[Exercise description]
Only the pictures are to be left out; the listing itself is repeated exactly.

[Records for the exercise]
****

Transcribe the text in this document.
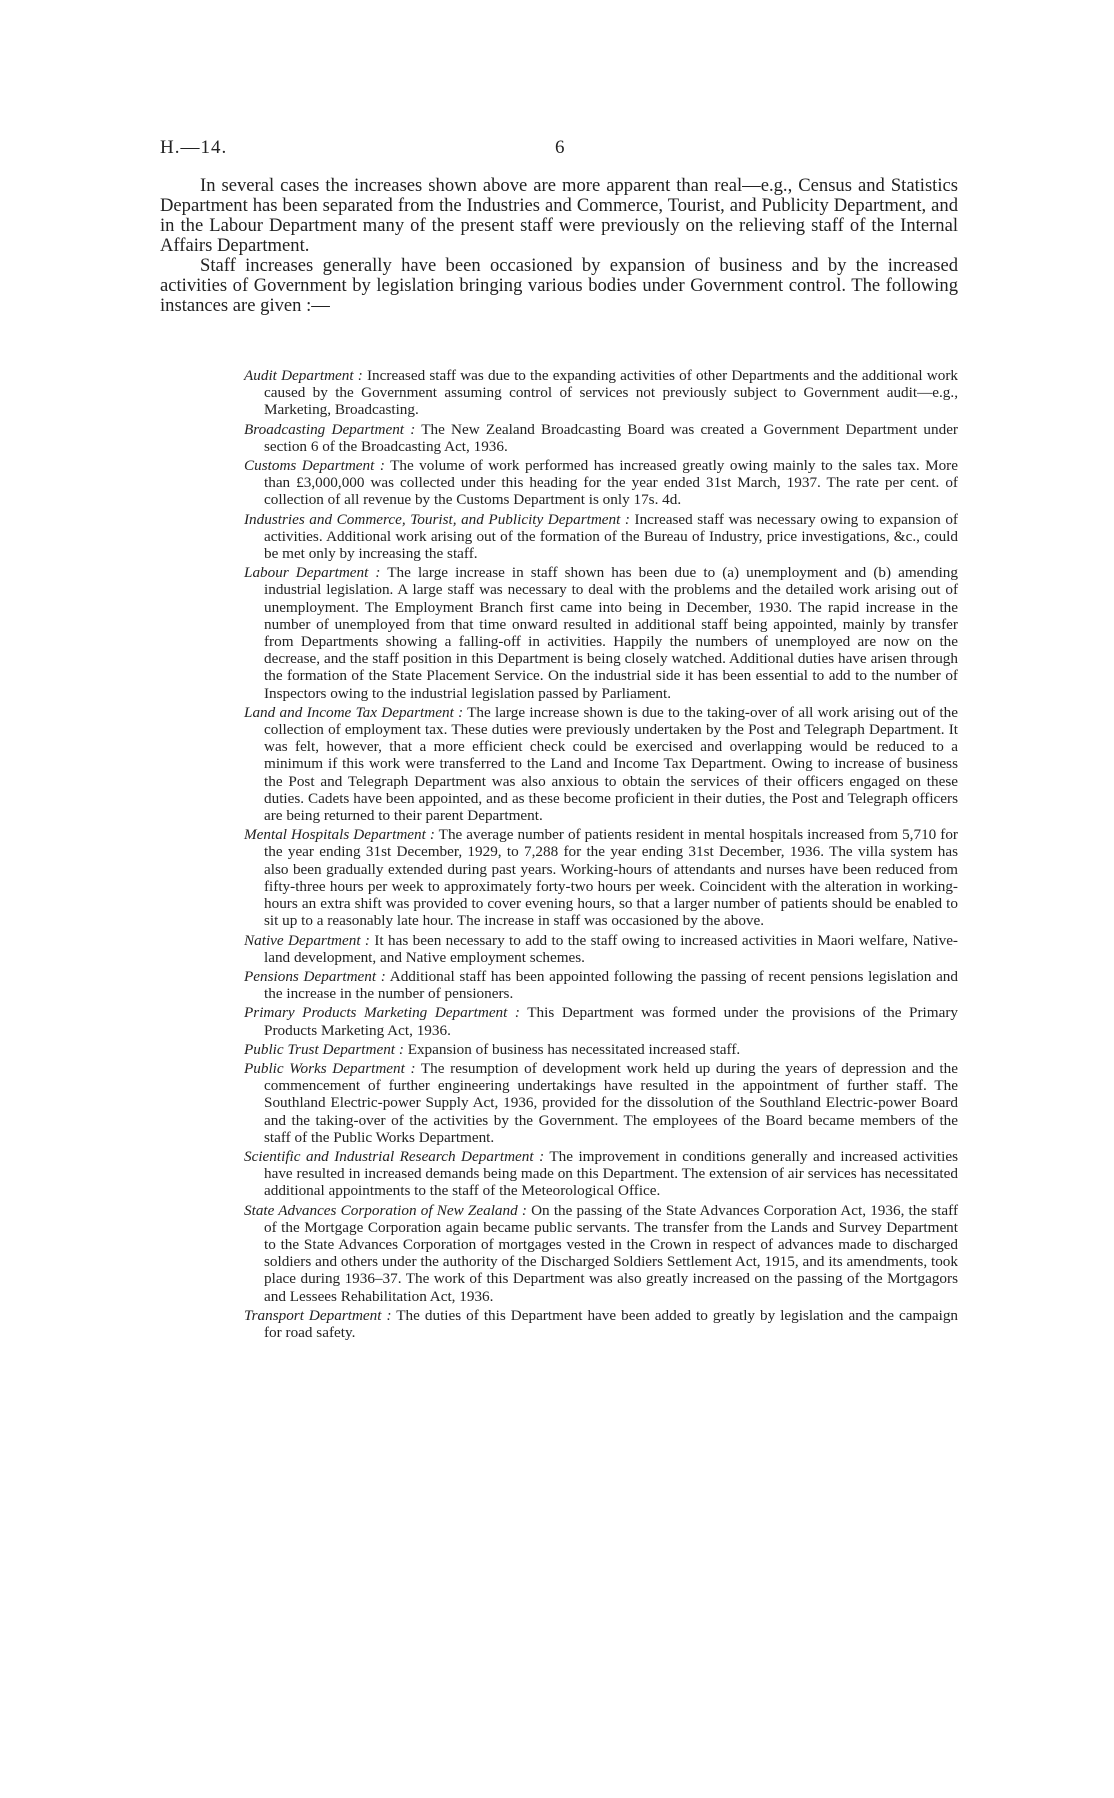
H.—14.	6

In several cases the increases shown above are more apparent than real—e.g., Census and Statistics Department has been separated from the Industries and Commerce, Tourist, and Publicity Department, and in the Labour Department many of the present staff were previously on the relieving staff of the Internal Affairs Department.

Staff increases generally have been occasioned by expansion of business and by the increased activities of Government by legislation bringing various bodies under Government control. The following instances are given :—

Audit Department : Increased staff was due to the expanding activities of other Departments and the additional work caused by the Government assuming control of services not previously subject to Government audit—e.g., Marketing, Broadcasting.

Broadcasting Department : The New Zealand Broadcasting Board was created a Government Department under section 6 of the Broadcasting Act, 1936.

Customs Department : The volume of work performed has increased greatly owing mainly to the sales tax. More than £3,000,000 was collected under this heading for the year ended 31st March, 1937. The rate per cent. of collection of all revenue by the Customs Department is only 17s. 4d.

Industries and Commerce, Tourist, and Publicity Department : Increased staff was necessary owing to expansion of activities. Additional work arising out of the formation of the Bureau of Industry, price investigations, &c., could be met only by increasing the staff.

Labour Department : The large increase in staff shown has been due to (a) unemployment and (b) amending industrial legislation. A large staff was necessary to deal with the problems and the detailed work arising out of unemployment. The Employment Branch first came into being in December, 1930. The rapid increase in the number of unemployed from that time onward resulted in additional staff being appointed, mainly by transfer from Departments showing a falling-off in activities. Happily the numbers of unemployed are now on the decrease, and the staff position in this Department is being closely watched. Additional duties have arisen through the formation of the State Placement Service. On the industrial side it has been essential to add to the number of Inspectors owing to the industrial legislation passed by Parliament.

Land and Income Tax Department : The large increase shown is due to the taking-over of all work arising out of the collection of employment tax. These duties were previously undertaken by the Post and Telegraph Department. It was felt, however, that a more efficient check could be exercised and overlapping would be reduced to a minimum if this work were transferred to the Land and Income Tax Department. Owing to increase of business the Post and Telegraph Department was also anxious to obtain the services of their officers engaged on these duties. Cadets have been appointed, and as these become proficient in their duties, the Post and Telegraph officers are being returned to their parent Department.

Mental Hospitals Department : The average number of patients resident in mental hospitals increased from 5,710 for the year ending 31st December, 1929, to 7,288 for the year ending 31st December, 1936. The villa system has also been gradually extended during past years. Working-hours of attendants and nurses have been reduced from fifty-three hours per week to approximately forty-two hours per week. Coincident with the alteration in working-hours an extra shift was provided to cover evening hours, so that a larger number of patients should be enabled to sit up to a reasonably late hour. The increase in staff was occasioned by the above.

Native Department : It has been necessary to add to the staff owing to increased activities in Maori welfare, Native-land development, and Native employment schemes.

Pensions Department : Additional staff has been appointed following the passing of recent pensions legislation and the increase in the number of pensioners.

Primary Products Marketing Department : This Department was formed under the provisions of the Primary Products Marketing Act, 1936.

Public Trust Department : Expansion of business has necessitated increased staff.

Public Works Department : The resumption of development work held up during the years of depression and the commencement of further engineering undertakings have resulted in the appointment of further staff. The Southland Electric-power Supply Act, 1936, provided for the dissolution of the Southland Electric-power Board and the taking-over of the activities by the Government. The employees of the Board became members of the staff of the Public Works Department.

Scientific and Industrial Research Department : The improvement in conditions generally and increased activities have resulted in increased demands being made on this Department. The extension of air services has necessitated additional appointments to the staff of the Meteorological Office.

State Advances Corporation of New Zealand : On the passing of the State Advances Corporation Act, 1936, the staff of the Mortgage Corporation again became public servants. The transfer from the Lands and Survey Department to the State Advances Corporation of mortgages vested in the Crown in respect of advances made to discharged soldiers and others under the authority of the Discharged Soldiers Settlement Act, 1915, and its amendments, took place during 1936–37. The work of this Department was also greatly increased on the passing of the Mortgagors and Lessees Rehabilitation Act, 1936.

Transport Department : The duties of this Department have been added to greatly by legislation and the campaign for road safety.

****

[Solved problem]
Transcribe the text in this document.
H.—14.	6

In several cases the increases shown above are more apparent than real—e.g., Census and Statistics Department has been separated from the Industries and Commerce, Tourist, and Publicity Department, and in the Labour Department many of the present staff were previously on the relieving staff of the Internal Affairs Department.

Staff increases generally have been occasioned by expansion of business and by the increased activities of Government by legislation bringing various bodies under Government control. The following instances are given :—

Audit Department : Increased staff was due to the expanding activities of other Departments and the additional work caused by the Government assuming control of services not previously subject to Government audit—e.g., Marketing, Broadcasting.

Broadcasting Department : The New Zealand Broadcasting Board was created a Government Department under section 6 of the Broadcasting Act, 1936.

Customs Department : The volume of work performed has increased greatly owing mainly to the sales tax. More than £3,000,000 was collected under this heading for the year ended 31st March, 1937. The rate per cent. of collection of all revenue by the Customs Department is only 17s. 4d.

Industries and Commerce, Tourist, and Publicity Department : Increased staff was necessary owing to expansion of activities. Additional work arising out of the formation of the Bureau of Industry, price investigations, &c., could be met only by increasing the staff.

Labour Department : The large increase in staff shown has been due to (a) unemployment and (b) amending industrial legislation. A large staff was necessary to deal with the problems and the detailed work arising out of unemployment. The Employment Branch first came into being in December, 1930. The rapid increase in the number of unemployed from that time onward resulted in additional staff being appointed, mainly by transfer from Departments showing a falling-off in activities. Happily the numbers of unemployed are now on the decrease, and the staff position in this Department is being closely watched. Additional duties have arisen through the formation of the State Placement Service. On the industrial side it has been essential to add to the number of Inspectors owing to the industrial legislation passed by Parliament.

Land and Income Tax Department : The large increase shown is due to the taking-over of all work arising out of the collection of employment tax. These duties were previously undertaken by the Post and Telegraph Department. It was felt, however, that a more efficient check could be exercised and overlapping would be reduced to a minimum if this work were transferred to the Land and Income Tax Department. Owing to increase of business the Post and Telegraph Department was also anxious to obtain the services of their officers engaged on these duties. Cadets have been appointed, and as these become proficient in their duties, the Post and Telegraph officers are being returned to their parent Department.

Mental Hospitals Department : The average number of patients resident in mental hospitals increased from 5,710 for the year ending 31st December, 1929, to 7,288 for the year ending 31st December, 1936. The villa system has also been gradually extended during past years. Working-hours of attendants and nurses have been reduced from fifty-three hours per week to approximately forty-two hours per week. Coincident with the alteration in working-hours an extra shift was provided to cover evening hours, so that a larger number of patients should be enabled to sit up to a reasonably late hour. The increase in staff was occasioned by the above.

Native Department : It has been necessary to add to the staff owing to increased activities in Maori welfare, Native-land development, and Native employment schemes.

Pensions Department : Additional staff has been appointed following the passing of recent pensions legislation and the increase in the number of pensioners.

Primary Products Marketing Department : This Department was formed under the provisions of the Primary Products Marketing Act, 1936.

Public Trust Department : Expansion of business has necessitated increased staff.

Public Works Department : The resumption of development work held up during the years of depression and the commencement of further engineering undertakings have resulted in the appointment of further staff. The Southland Electric-power Supply Act, 1936, provided for the dissolution of the Southland Electric-power Board and the taking-over of the activities by the Government. The employees of the Board became members of the staff of the Public Works Department.

Scientific and Industrial Research Department : The improvement in conditions generally and increased activities have resulted in increased demands being made on this Department. The extension of air services has necessitated additional appointments to the staff of the Meteorological Office.

State Advances Corporation of New Zealand : On the passing of the State Advances Corporation Act, 1936, the staff of the Mortgage Corporation again became public servants. The transfer from the Lands and Survey Department to the State Advances Corporation of mortgages vested in the Crown in respect of advances made to discharged soldiers and others under the authority of the Discharged Soldiers Settlement Act, 1915, and its amendments, took place during 1936–37. The work of this Department was also greatly increased on the passing of the Mortgagors and Lessees Rehabilitation Act, 1936.

Transport Department : The duties of this Department have been added to greatly by legislation and the campaign for road safety.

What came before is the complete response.